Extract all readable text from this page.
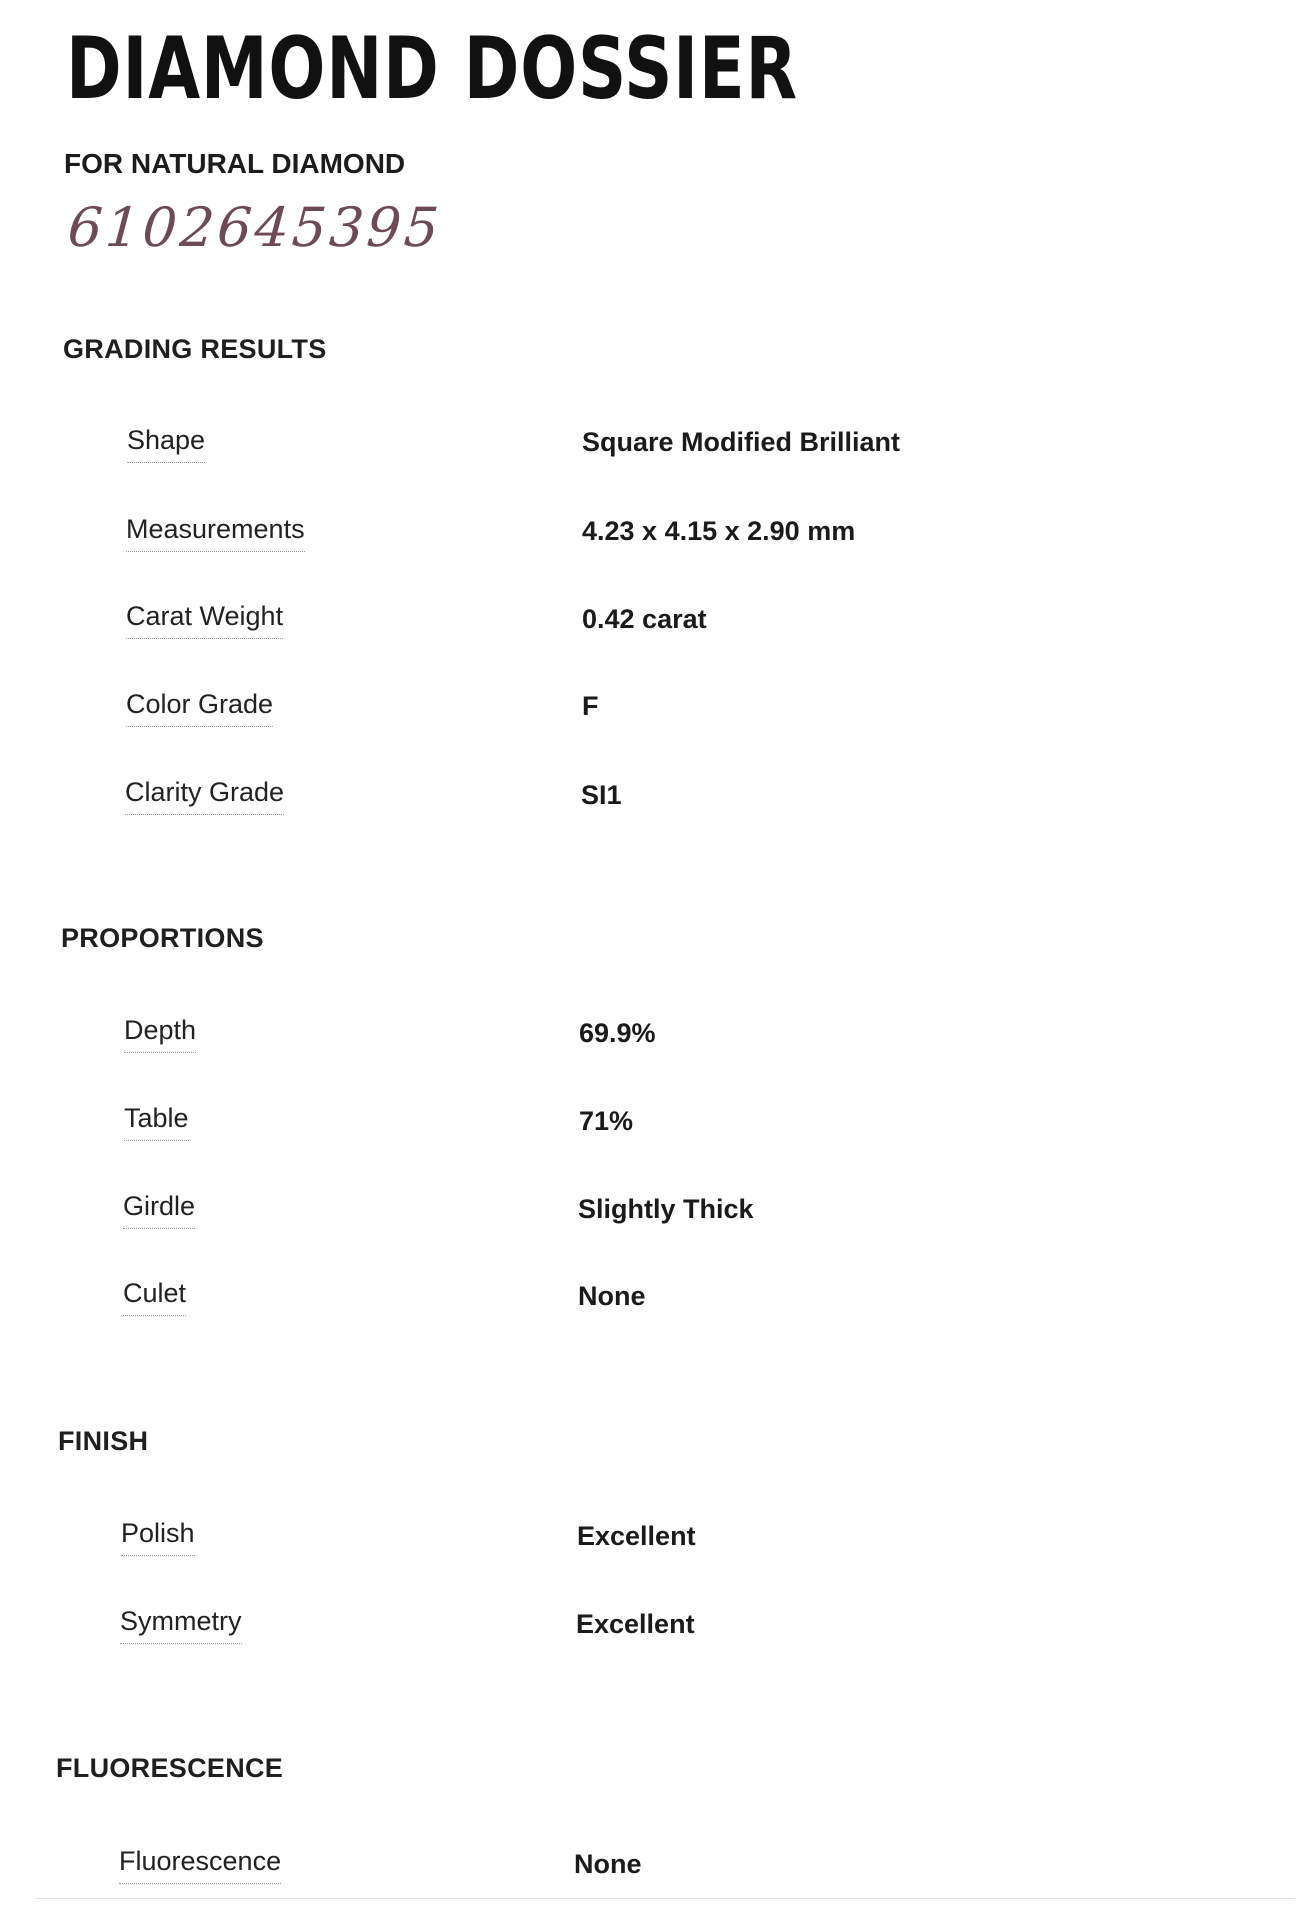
DIAMOND DOSSIER
FOR NATURAL DIAMOND
6102645395
GRADING RESULTS
Shape	Square Modified Brilliant
Measurements	4.23 x 4.15 x 2.90 mm
Carat Weight	0.42 carat
Color Grade	F
Clarity Grade	SI1
PROPORTIONS
Depth	69.9%
Table	71%
Girdle	Slightly Thick
Culet	None
FINISH
Polish	Excellent
Symmetry	Excellent
FLUORESCENCE
Fluorescence	None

◆ ◆ ◆ ◆ ◆

Pull every line containing "Excellent" from the material above.

EXERCISE ANSWER
Polish	Excellent
Symmetry	Excellent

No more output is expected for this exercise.